--- TO DO ---
Show all lines holding the string "Rendez".
---------- INPUT FOR THIS TASK
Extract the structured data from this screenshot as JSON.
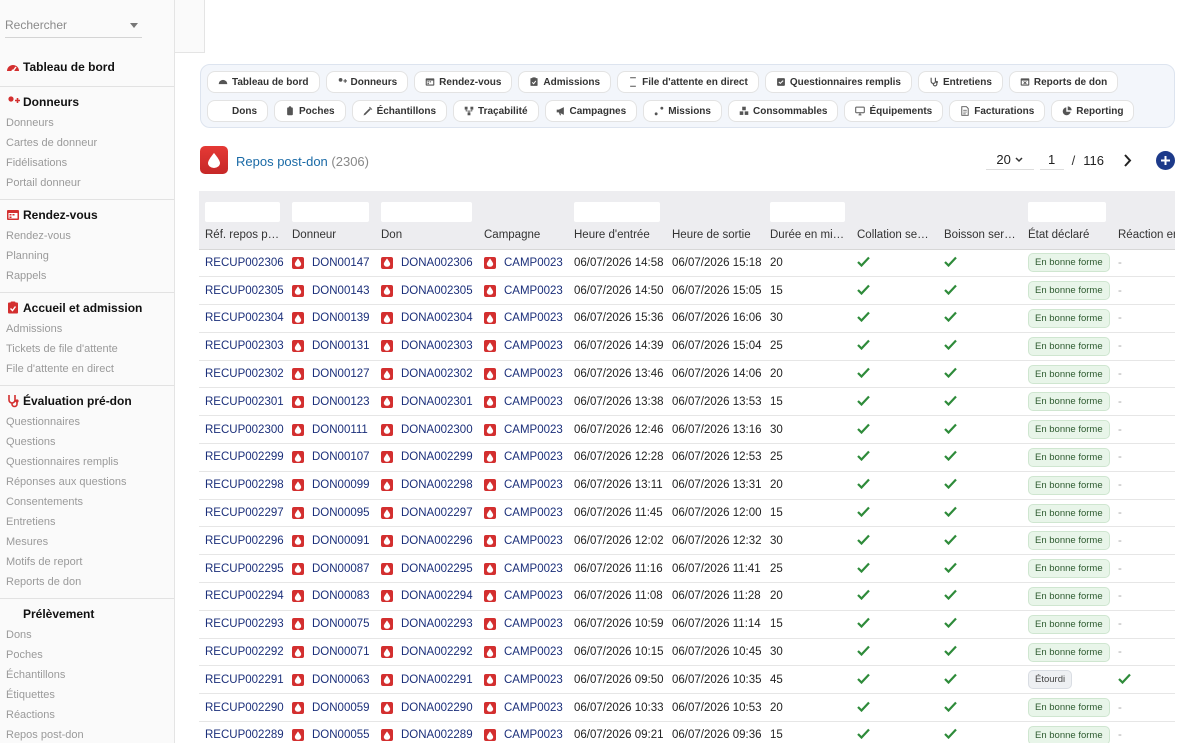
{
  "sidebar": {
    "search_placeholder": "Rechercher",
    "top": {
      "title": "Tableau de bord"
    },
    "sections": [
      {
        "title": "Donneurs",
        "icon": "user-plus-icon",
        "items": [
          "Donneurs",
          "Cartes de donneur",
          "Fidélisations",
          "Portail donneur"
        ]
      },
      {
        "title": "Rendez-vous",
        "icon": "calendar-icon",
        "items": [
          "Rendez-vous",
          "Planning",
          "Rappels"
        ]
      },
      {
        "title": "Accueil et admission",
        "icon": "clipboard-icon",
        "items": [
          "Admissions",
          "Tickets de file d'attente",
          "File d'attente en direct"
        ]
      },
      {
        "title": "Évaluation pré-don",
        "icon": "stethoscope-icon",
        "items": [
          "Questionnaires",
          "Questions",
          "Questionnaires remplis",
          "Réponses aux questions",
          "Consentements",
          "Entretiens",
          "Mesures",
          "Motifs de report",
          "Reports de don"
        ]
      },
      {
        "title": "Prélèvement",
        "icon": "droplet-icon",
        "items": [
          "Dons",
          "Poches",
          "Échantillons",
          "Étiquettes",
          "Réactions",
          "Repos post-don"
        ]
      }
    ]
  },
  "chips": [
    {
      "label": "Tableau de bord",
      "icon": "gauge-icon"
    },
    {
      "label": "Donneurs",
      "icon": "user-plus-icon"
    },
    {
      "label": "Rendez-vous",
      "icon": "calendar-icon"
    },
    {
      "label": "Admissions",
      "icon": "clipboard-icon"
    },
    {
      "label": "File d'attente en direct",
      "icon": "hourglass-icon"
    },
    {
      "label": "Questionnaires remplis",
      "icon": "checklist-icon"
    },
    {
      "label": "Entretiens",
      "icon": "stethoscope-icon"
    },
    {
      "label": "Reports de don",
      "icon": "calendar-x-icon"
    },
    {
      "label": "Dons",
      "icon": "droplet-icon"
    },
    {
      "label": "Poches",
      "icon": "bag-icon"
    },
    {
      "label": "Échantillons",
      "icon": "syringe-icon"
    },
    {
      "label": "Traçabilité",
      "icon": "diagram-icon"
    },
    {
      "label": "Campagnes",
      "icon": "megaphone-icon"
    },
    {
      "label": "Missions",
      "icon": "route-icon"
    },
    {
      "label": "Consommables",
      "icon": "boxes-icon"
    },
    {
      "label": "Équipements",
      "icon": "monitor-icon"
    },
    {
      "label": "Facturations",
      "icon": "invoice-icon"
    },
    {
      "label": "Reporting",
      "icon": "pie-icon"
    }
  ],
  "header": {
    "title": "Repos post-don",
    "count": "(2306)",
    "per_page": "20",
    "page": "1",
    "separator": "/",
    "total_pages": "116"
  },
  "table": {
    "columns": [
      "Réf. repos p…",
      "Donneur",
      "Don",
      "Campagne",
      "Heure d'entrée",
      "Heure de sortie",
      "Durée en mi…",
      "Collation ser…",
      "Boisson servie",
      "État déclaré",
      "Réaction en"
    ],
    "rows": [
      {
        "ref": "RECUP002306",
        "donneur": "DON00147",
        "don": "DONA002306",
        "campagne": "CAMP0023",
        "entree": "06/07/2026 14:58",
        "sortie": "06/07/2026 15:18",
        "duree": "20",
        "etat": "En bonne forme",
        "reaction": "-"
      },
      {
        "ref": "RECUP002305",
        "donneur": "DON00143",
        "don": "DONA002305",
        "campagne": "CAMP0023",
        "entree": "06/07/2026 14:50",
        "sortie": "06/07/2026 15:05",
        "duree": "15",
        "etat": "En bonne forme",
        "reaction": "-"
      },
      {
        "ref": "RECUP002304",
        "donneur": "DON00139",
        "don": "DONA002304",
        "campagne": "CAMP0023",
        "entree": "06/07/2026 15:36",
        "sortie": "06/07/2026 16:06",
        "duree": "30",
        "etat": "En bonne forme",
        "reaction": "-"
      },
      {
        "ref": "RECUP002303",
        "donneur": "DON00131",
        "don": "DONA002303",
        "campagne": "CAMP0023",
        "entree": "06/07/2026 14:39",
        "sortie": "06/07/2026 15:04",
        "duree": "25",
        "etat": "En bonne forme",
        "reaction": "-"
      },
      {
        "ref": "RECUP002302",
        "donneur": "DON00127",
        "don": "DONA002302",
        "campagne": "CAMP0023",
        "entree": "06/07/2026 13:46",
        "sortie": "06/07/2026 14:06",
        "duree": "20",
        "etat": "En bonne forme",
        "reaction": "-"
      },
      {
        "ref": "RECUP002301",
        "donneur": "DON00123",
        "don": "DONA002301",
        "campagne": "CAMP0023",
        "entree": "06/07/2026 13:38",
        "sortie": "06/07/2026 13:53",
        "duree": "15",
        "etat": "En bonne forme",
        "reaction": "-"
      },
      {
        "ref": "RECUP002300",
        "donneur": "DON00111",
        "don": "DONA002300",
        "campagne": "CAMP0023",
        "entree": "06/07/2026 12:46",
        "sortie": "06/07/2026 13:16",
        "duree": "30",
        "etat": "En bonne forme",
        "reaction": "-"
      },
      {
        "ref": "RECUP002299",
        "donneur": "DON00107",
        "don": "DONA002299",
        "campagne": "CAMP0023",
        "entree": "06/07/2026 12:28",
        "sortie": "06/07/2026 12:53",
        "duree": "25",
        "etat": "En bonne forme",
        "reaction": "-"
      },
      {
        "ref": "RECUP002298",
        "donneur": "DON00099",
        "don": "DONA002298",
        "campagne": "CAMP0023",
        "entree": "06/07/2026 13:11",
        "sortie": "06/07/2026 13:31",
        "duree": "20",
        "etat": "En bonne forme",
        "reaction": "-"
      },
      {
        "ref": "RECUP002297",
        "donneur": "DON00095",
        "don": "DONA002297",
        "campagne": "CAMP0023",
        "entree": "06/07/2026 11:45",
        "sortie": "06/07/2026 12:00",
        "duree": "15",
        "etat": "En bonne forme",
        "reaction": "-"
      },
      {
        "ref": "RECUP002296",
        "donneur": "DON00091",
        "don": "DONA002296",
        "campagne": "CAMP0023",
        "entree": "06/07/2026 12:02",
        "sortie": "06/07/2026 12:32",
        "duree": "30",
        "etat": "En bonne forme",
        "reaction": "-"
      },
      {
        "ref": "RECUP002295",
        "donneur": "DON00087",
        "don": "DONA002295",
        "campagne": "CAMP0023",
        "entree": "06/07/2026 11:16",
        "sortie": "06/07/2026 11:41",
        "duree": "25",
        "etat": "En bonne forme",
        "reaction": "-"
      },
      {
        "ref": "RECUP002294",
        "donneur": "DON00083",
        "don": "DONA002294",
        "campagne": "CAMP0023",
        "entree": "06/07/2026 11:08",
        "sortie": "06/07/2026 11:28",
        "duree": "20",
        "etat": "En bonne forme",
        "reaction": "-"
      },
      {
        "ref": "RECUP002293",
        "donneur": "DON00075",
        "don": "DONA002293",
        "campagne": "CAMP0023",
        "entree": "06/07/2026 10:59",
        "sortie": "06/07/2026 11:14",
        "duree": "15",
        "etat": "En bonne forme",
        "reaction": "-"
      },
      {
        "ref": "RECUP002292",
        "donneur": "DON00071",
        "don": "DONA002292",
        "campagne": "CAMP0023",
        "entree": "06/07/2026 10:15",
        "sortie": "06/07/2026 10:45",
        "duree": "30",
        "etat": "En bonne forme",
        "reaction": "-"
      },
      {
        "ref": "RECUP002291",
        "donneur": "DON00063",
        "don": "DONA002291",
        "campagne": "CAMP0023",
        "entree": "06/07/2026 09:50",
        "sortie": "06/07/2026 10:35",
        "duree": "45",
        "etat": "Étourdi",
        "reaction": "check"
      },
      {
        "ref": "RECUP002290",
        "donneur": "DON00059",
        "don": "DONA002290",
        "campagne": "CAMP0023",
        "entree": "06/07/2026 10:33",
        "sortie": "06/07/2026 10:53",
        "duree": "20",
        "etat": "En bonne forme",
        "reaction": "-"
      },
      {
        "ref": "RECUP002289",
        "donneur": "DON00055",
        "don": "DONA002289",
        "campagne": "CAMP0023",
        "entree": "06/07/2026 09:21",
        "sortie": "06/07/2026 09:36",
        "duree": "15",
        "etat": "En bonne forme",
        "reaction": "-"
      }
    ]
  },
  "colors": {
    "accent": "#1d3a8a",
    "link": "#1b2f7a",
    "danger": "#d32f2f",
    "success": "#2e8b3a"
  }
}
--------------------
--- WRITTEN REPLY ---
        "title": "Rendez-vous",
          "Rendez-vous",
      "label": "Rendez-vous",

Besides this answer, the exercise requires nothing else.